(Exercise requirements) Extract all lines in the data that contain the word "likes".
--- start ---
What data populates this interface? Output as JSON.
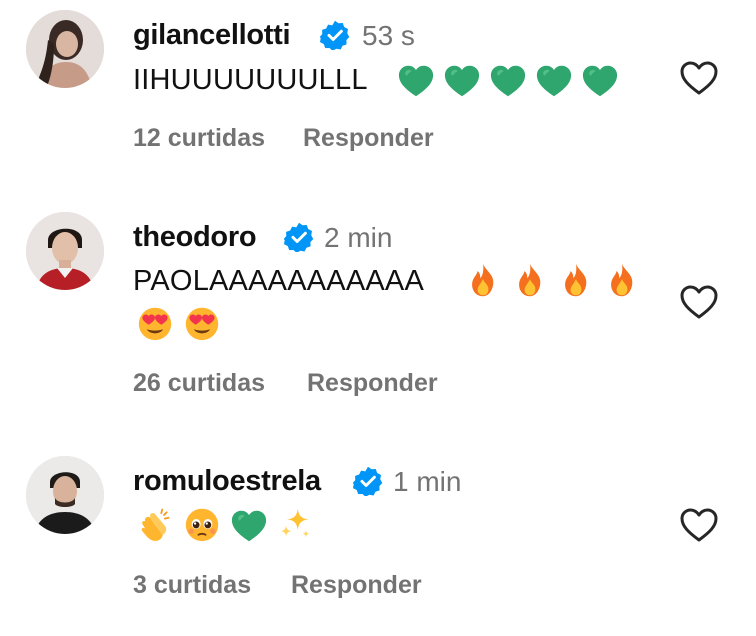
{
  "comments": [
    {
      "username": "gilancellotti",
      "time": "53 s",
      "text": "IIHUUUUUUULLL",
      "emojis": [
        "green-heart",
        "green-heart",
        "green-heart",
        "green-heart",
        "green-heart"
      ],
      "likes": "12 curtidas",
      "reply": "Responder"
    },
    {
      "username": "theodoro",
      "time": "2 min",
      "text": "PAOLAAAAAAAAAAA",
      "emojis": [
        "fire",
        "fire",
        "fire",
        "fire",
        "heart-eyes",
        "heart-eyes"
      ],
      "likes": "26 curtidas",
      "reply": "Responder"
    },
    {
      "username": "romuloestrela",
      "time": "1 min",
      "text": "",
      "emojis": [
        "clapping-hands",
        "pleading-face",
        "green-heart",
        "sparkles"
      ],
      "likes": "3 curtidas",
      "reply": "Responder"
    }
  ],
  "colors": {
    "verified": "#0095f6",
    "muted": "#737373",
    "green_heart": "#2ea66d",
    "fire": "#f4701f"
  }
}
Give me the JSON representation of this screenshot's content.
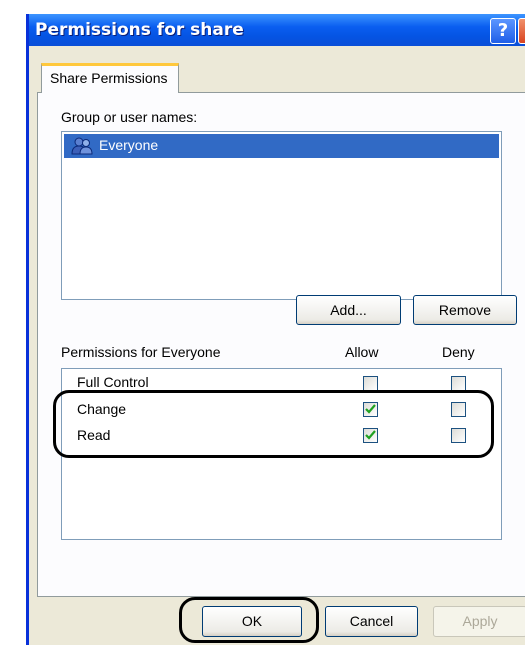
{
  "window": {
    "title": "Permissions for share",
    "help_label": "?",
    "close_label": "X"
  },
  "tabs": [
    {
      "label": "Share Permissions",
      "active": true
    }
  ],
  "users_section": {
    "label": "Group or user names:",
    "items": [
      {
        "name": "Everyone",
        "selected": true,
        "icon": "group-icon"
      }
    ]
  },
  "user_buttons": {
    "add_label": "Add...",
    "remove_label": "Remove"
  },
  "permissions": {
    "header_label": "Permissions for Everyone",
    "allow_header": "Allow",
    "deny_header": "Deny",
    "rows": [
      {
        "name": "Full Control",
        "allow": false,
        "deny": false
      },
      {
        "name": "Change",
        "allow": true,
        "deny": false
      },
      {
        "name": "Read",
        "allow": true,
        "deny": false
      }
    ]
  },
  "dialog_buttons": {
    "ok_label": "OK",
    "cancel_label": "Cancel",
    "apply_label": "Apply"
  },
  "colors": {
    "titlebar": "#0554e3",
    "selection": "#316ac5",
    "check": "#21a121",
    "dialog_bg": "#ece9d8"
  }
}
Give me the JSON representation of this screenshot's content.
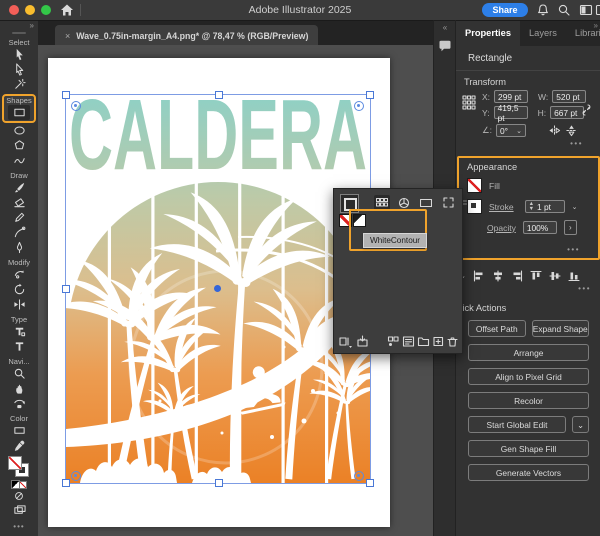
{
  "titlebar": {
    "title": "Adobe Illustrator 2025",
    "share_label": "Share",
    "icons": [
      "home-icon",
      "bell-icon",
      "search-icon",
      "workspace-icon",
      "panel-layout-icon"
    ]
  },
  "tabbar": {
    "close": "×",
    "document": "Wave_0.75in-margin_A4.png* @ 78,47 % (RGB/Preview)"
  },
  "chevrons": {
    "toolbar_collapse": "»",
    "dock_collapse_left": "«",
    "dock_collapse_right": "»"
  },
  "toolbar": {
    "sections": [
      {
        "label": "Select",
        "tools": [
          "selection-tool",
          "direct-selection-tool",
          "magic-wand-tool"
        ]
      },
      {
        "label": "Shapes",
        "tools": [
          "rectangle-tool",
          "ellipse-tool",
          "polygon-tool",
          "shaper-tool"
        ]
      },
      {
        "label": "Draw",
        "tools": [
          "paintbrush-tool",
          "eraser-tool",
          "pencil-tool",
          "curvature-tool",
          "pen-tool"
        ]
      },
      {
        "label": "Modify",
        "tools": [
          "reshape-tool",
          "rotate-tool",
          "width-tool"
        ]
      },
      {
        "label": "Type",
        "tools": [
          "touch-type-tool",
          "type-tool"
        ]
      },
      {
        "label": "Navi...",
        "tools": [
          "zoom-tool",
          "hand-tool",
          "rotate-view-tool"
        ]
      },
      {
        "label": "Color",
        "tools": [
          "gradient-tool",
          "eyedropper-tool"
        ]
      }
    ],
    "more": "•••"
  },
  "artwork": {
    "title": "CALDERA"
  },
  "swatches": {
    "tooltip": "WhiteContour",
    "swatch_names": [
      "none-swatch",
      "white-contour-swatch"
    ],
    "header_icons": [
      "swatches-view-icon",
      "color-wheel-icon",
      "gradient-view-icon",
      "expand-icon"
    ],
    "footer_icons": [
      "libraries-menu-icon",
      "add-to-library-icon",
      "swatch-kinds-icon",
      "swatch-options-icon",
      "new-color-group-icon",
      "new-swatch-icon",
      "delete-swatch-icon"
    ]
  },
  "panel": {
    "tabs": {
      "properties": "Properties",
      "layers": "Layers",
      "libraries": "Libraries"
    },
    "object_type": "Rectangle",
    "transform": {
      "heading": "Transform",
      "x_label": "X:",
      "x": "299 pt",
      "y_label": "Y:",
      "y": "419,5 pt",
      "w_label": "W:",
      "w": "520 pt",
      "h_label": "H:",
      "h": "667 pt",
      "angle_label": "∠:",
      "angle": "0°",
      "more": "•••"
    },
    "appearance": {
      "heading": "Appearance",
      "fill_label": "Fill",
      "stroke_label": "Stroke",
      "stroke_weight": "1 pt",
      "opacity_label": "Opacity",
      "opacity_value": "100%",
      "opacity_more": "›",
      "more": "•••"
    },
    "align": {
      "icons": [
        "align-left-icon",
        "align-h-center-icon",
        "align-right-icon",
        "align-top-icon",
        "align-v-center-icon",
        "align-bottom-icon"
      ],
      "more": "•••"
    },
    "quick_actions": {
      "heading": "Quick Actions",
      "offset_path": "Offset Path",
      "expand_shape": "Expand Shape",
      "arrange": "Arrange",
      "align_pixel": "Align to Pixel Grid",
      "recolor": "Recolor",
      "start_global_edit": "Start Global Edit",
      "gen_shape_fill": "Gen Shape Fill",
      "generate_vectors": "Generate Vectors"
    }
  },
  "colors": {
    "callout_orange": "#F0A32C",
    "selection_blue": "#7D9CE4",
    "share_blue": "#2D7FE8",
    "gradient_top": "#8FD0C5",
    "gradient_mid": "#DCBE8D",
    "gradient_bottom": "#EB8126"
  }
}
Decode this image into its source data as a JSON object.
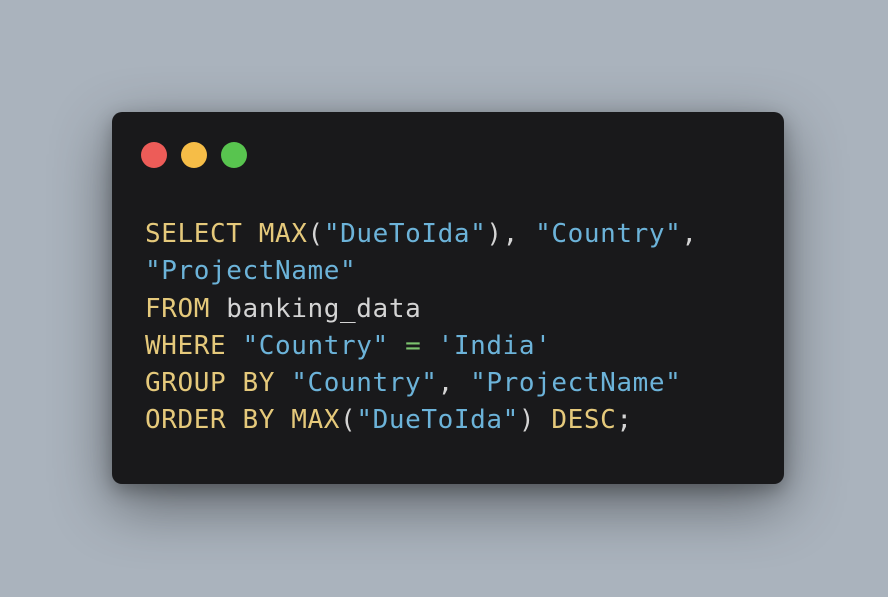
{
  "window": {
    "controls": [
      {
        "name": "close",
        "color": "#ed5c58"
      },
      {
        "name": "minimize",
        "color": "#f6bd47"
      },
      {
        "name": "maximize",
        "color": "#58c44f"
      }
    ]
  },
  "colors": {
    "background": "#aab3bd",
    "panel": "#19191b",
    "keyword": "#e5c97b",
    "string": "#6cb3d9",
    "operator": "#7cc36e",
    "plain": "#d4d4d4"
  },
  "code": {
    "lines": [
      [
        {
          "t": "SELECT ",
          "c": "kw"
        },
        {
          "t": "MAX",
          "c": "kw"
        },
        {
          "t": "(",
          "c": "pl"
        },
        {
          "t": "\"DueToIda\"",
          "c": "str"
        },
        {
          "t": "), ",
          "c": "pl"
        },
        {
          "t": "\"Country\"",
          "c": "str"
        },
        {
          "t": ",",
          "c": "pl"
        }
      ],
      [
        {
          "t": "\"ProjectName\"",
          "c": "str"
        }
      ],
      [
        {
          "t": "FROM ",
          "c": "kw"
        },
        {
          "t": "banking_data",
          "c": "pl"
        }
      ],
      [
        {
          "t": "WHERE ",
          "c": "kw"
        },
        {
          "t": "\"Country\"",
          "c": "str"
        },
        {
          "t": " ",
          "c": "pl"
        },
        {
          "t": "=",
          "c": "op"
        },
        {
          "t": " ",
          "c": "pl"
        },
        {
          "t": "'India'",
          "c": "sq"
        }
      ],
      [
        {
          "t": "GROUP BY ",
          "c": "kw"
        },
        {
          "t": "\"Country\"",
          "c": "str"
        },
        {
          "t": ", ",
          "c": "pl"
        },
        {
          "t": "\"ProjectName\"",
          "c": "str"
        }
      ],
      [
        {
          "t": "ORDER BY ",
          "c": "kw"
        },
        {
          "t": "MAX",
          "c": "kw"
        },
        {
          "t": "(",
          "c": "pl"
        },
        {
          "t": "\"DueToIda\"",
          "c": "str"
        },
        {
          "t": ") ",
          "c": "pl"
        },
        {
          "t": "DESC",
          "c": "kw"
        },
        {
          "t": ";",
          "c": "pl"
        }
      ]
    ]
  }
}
--- end ---
--- start ---
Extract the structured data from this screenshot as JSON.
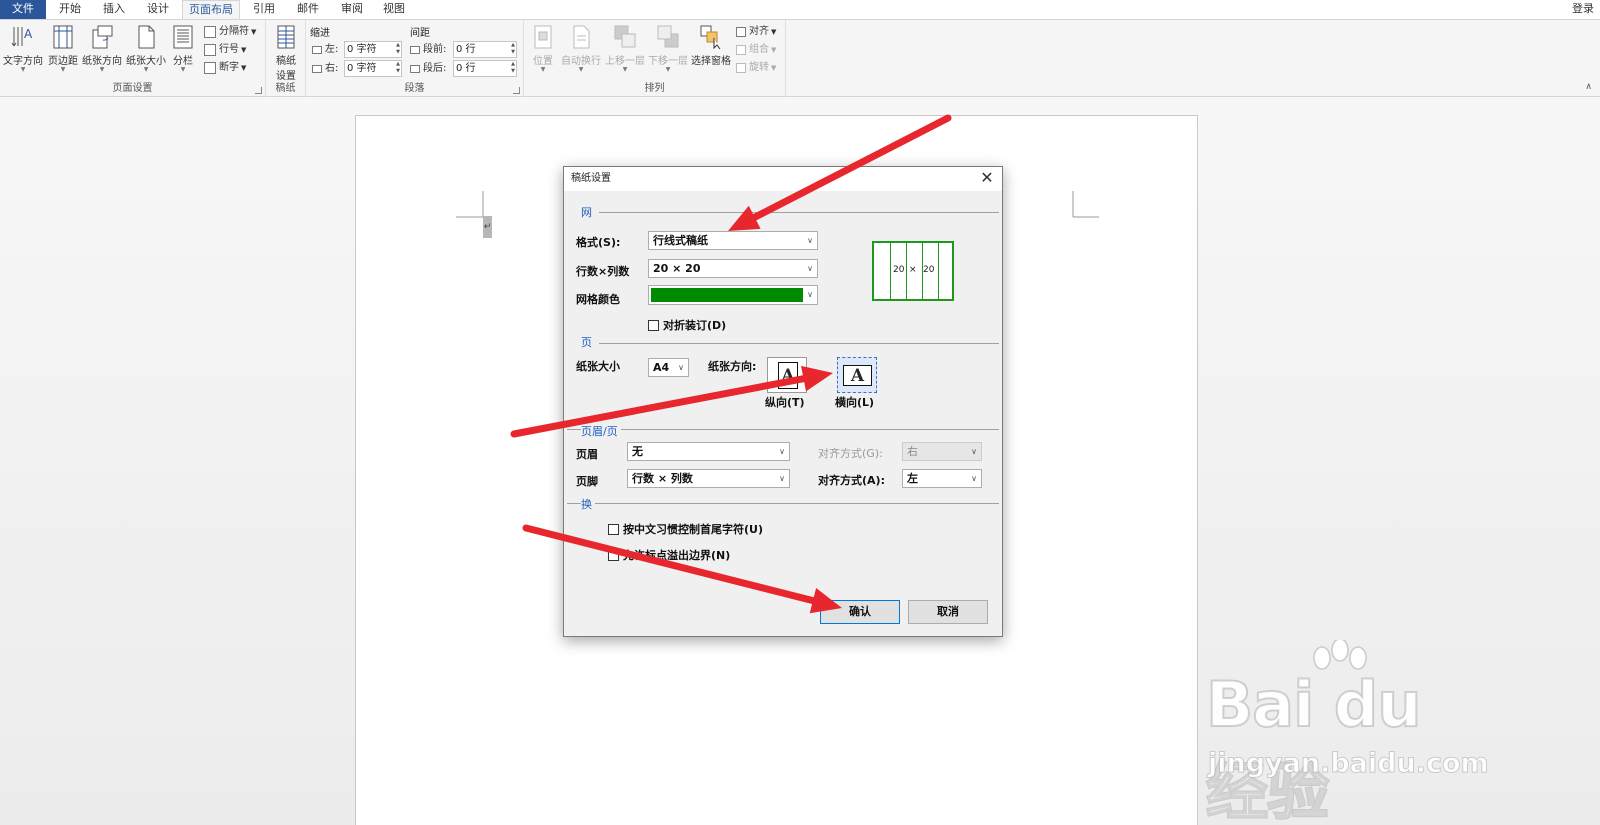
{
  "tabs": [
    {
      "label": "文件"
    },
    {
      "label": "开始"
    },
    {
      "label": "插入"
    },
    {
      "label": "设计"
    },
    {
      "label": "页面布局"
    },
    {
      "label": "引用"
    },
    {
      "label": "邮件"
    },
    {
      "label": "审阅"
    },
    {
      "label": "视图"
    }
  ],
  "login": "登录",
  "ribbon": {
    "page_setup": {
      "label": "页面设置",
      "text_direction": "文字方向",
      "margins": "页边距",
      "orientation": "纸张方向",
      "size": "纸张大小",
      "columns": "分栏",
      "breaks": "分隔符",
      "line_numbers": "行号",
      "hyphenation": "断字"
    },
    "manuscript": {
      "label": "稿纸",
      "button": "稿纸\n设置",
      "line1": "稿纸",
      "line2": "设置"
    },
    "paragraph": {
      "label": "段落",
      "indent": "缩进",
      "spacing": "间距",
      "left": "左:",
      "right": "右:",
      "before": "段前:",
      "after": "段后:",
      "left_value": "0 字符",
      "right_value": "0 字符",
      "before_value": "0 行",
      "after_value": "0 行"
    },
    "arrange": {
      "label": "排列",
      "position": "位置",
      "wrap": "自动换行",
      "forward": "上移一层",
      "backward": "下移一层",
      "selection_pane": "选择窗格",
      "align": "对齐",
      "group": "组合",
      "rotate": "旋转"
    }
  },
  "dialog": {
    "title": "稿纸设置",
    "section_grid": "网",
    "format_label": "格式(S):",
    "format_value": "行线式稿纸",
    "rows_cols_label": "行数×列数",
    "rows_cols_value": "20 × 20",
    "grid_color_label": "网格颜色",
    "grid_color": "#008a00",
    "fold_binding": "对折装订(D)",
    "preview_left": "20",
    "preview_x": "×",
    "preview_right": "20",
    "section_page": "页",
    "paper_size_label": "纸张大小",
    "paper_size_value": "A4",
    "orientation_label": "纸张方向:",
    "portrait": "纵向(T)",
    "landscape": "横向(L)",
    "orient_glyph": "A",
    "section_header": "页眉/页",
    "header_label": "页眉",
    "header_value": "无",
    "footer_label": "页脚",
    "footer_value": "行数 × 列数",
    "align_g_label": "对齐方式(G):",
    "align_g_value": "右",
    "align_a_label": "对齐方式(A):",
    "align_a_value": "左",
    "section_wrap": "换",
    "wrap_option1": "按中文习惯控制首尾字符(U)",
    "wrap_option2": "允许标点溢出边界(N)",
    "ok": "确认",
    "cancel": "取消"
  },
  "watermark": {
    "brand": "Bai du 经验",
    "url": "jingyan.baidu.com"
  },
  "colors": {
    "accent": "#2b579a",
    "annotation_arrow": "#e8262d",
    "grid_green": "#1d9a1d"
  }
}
--- end ---
(Response)
      "likes": "12 curtidas",
      "likes": "26 curtidas",
      "likes": "3 curtidas",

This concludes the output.